Description of the task:
Report how many lines include the word "name", and nothing besides that number.

Records shown:

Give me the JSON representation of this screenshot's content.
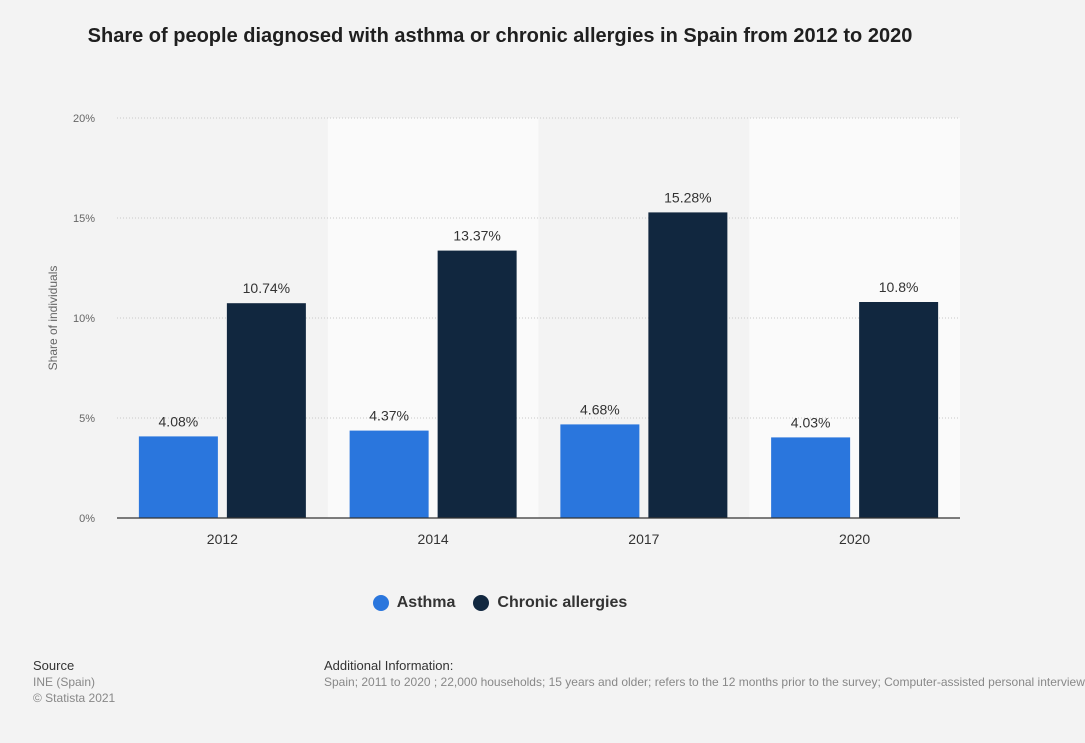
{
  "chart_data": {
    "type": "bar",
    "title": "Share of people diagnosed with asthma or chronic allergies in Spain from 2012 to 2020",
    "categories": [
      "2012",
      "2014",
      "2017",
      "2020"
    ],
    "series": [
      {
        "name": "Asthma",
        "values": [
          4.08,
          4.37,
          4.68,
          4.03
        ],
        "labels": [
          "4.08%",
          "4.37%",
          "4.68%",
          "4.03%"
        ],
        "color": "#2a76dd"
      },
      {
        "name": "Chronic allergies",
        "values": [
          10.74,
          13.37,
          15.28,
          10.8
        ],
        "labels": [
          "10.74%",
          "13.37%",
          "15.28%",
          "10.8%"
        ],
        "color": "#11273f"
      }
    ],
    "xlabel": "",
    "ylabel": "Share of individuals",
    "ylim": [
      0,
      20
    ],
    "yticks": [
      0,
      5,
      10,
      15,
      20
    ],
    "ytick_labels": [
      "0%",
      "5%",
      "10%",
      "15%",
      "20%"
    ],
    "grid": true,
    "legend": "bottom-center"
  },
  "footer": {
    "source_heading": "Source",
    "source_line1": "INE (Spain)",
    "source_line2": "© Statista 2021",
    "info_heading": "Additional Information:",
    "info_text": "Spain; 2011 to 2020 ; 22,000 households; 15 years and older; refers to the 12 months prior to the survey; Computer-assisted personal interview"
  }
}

Complete response:
2